* _WORK INSTRUCTIONS_:
Copy out each line of the data holding "name".
**** INPUT DATA ****
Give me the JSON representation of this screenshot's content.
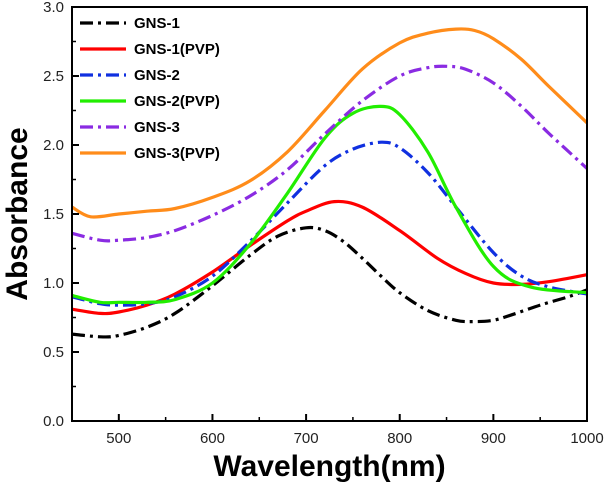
{
  "chart_data": {
    "type": "line",
    "title": "",
    "xlabel": "Wavelength(nm)",
    "ylabel": "Absorbance",
    "xlim": [
      450,
      1000
    ],
    "ylim": [
      0.0,
      3.0
    ],
    "x_ticks": [
      500,
      600,
      700,
      800,
      900,
      1000
    ],
    "y_ticks": [
      0.0,
      0.5,
      1.0,
      1.5,
      2.0,
      2.5,
      3.0
    ],
    "y_tick_labels": [
      "0.0",
      "0.5",
      "1.0",
      "1.5",
      "2.0",
      "2.5",
      "3.0"
    ],
    "legend_position": "top-left",
    "series": [
      {
        "name": "GNS-1",
        "color": "#000000",
        "style": "dash-dot",
        "x": [
          450,
          480,
          500,
          530,
          560,
          600,
          640,
          670,
          700,
          720,
          740,
          760,
          780,
          800,
          830,
          860,
          880,
          900,
          920,
          950,
          980,
          1000
        ],
        "y": [
          0.63,
          0.61,
          0.62,
          0.68,
          0.78,
          0.98,
          1.2,
          1.34,
          1.4,
          1.38,
          1.3,
          1.18,
          1.05,
          0.93,
          0.8,
          0.73,
          0.72,
          0.73,
          0.77,
          0.84,
          0.9,
          0.95
        ]
      },
      {
        "name": "GNS-1(PVP)",
        "color": "#ff0000",
        "style": "solid",
        "x": [
          450,
          480,
          500,
          530,
          560,
          600,
          640,
          680,
          700,
          730,
          760,
          800,
          840,
          870,
          900,
          930,
          960,
          1000
        ],
        "y": [
          0.81,
          0.78,
          0.79,
          0.84,
          0.92,
          1.08,
          1.27,
          1.45,
          1.52,
          1.59,
          1.55,
          1.38,
          1.18,
          1.07,
          1.0,
          0.99,
          1.01,
          1.06
        ]
      },
      {
        "name": "GNS-2",
        "color": "#1030e0",
        "style": "dash-dot",
        "x": [
          450,
          480,
          500,
          530,
          560,
          600,
          640,
          680,
          720,
          750,
          780,
          800,
          830,
          860,
          900,
          930,
          960,
          1000
        ],
        "y": [
          0.9,
          0.85,
          0.84,
          0.85,
          0.9,
          1.05,
          1.3,
          1.58,
          1.85,
          1.97,
          2.02,
          1.98,
          1.8,
          1.55,
          1.22,
          1.05,
          0.97,
          0.92
        ]
      },
      {
        "name": "GNS-2(PVP)",
        "color": "#22ee00",
        "style": "solid",
        "x": [
          450,
          480,
          500,
          530,
          560,
          600,
          640,
          680,
          720,
          750,
          780,
          800,
          830,
          860,
          900,
          940,
          1000
        ],
        "y": [
          0.91,
          0.86,
          0.86,
          0.86,
          0.88,
          1.0,
          1.28,
          1.65,
          2.05,
          2.23,
          2.28,
          2.22,
          1.95,
          1.55,
          1.12,
          0.97,
          0.93
        ]
      },
      {
        "name": "GNS-3",
        "color": "#8a2be2",
        "style": "dash-dot",
        "x": [
          450,
          480,
          500,
          530,
          560,
          600,
          640,
          680,
          720,
          760,
          800,
          830,
          850,
          870,
          900,
          930,
          960,
          1000
        ],
        "y": [
          1.36,
          1.31,
          1.31,
          1.33,
          1.38,
          1.49,
          1.63,
          1.82,
          2.08,
          2.32,
          2.5,
          2.56,
          2.57,
          2.55,
          2.45,
          2.28,
          2.08,
          1.83
        ]
      },
      {
        "name": "GNS-3(PVP)",
        "color": "#ff8c1a",
        "style": "solid",
        "x": [
          450,
          470,
          500,
          530,
          560,
          600,
          640,
          680,
          720,
          760,
          800,
          830,
          860,
          880,
          900,
          930,
          960,
          1000
        ],
        "y": [
          1.55,
          1.48,
          1.5,
          1.52,
          1.54,
          1.62,
          1.74,
          1.95,
          2.25,
          2.55,
          2.74,
          2.81,
          2.84,
          2.83,
          2.77,
          2.62,
          2.42,
          2.16
        ]
      }
    ]
  }
}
****
* _RESPONSE FOR THIS EXERCISE_:
        "name": "GNS-1",
        "name": "GNS-1(PVP)",
        "name": "GNS-2",
        "name": "GNS-2(PVP)",
        "name": "GNS-3",
        "name": "GNS-3(PVP)",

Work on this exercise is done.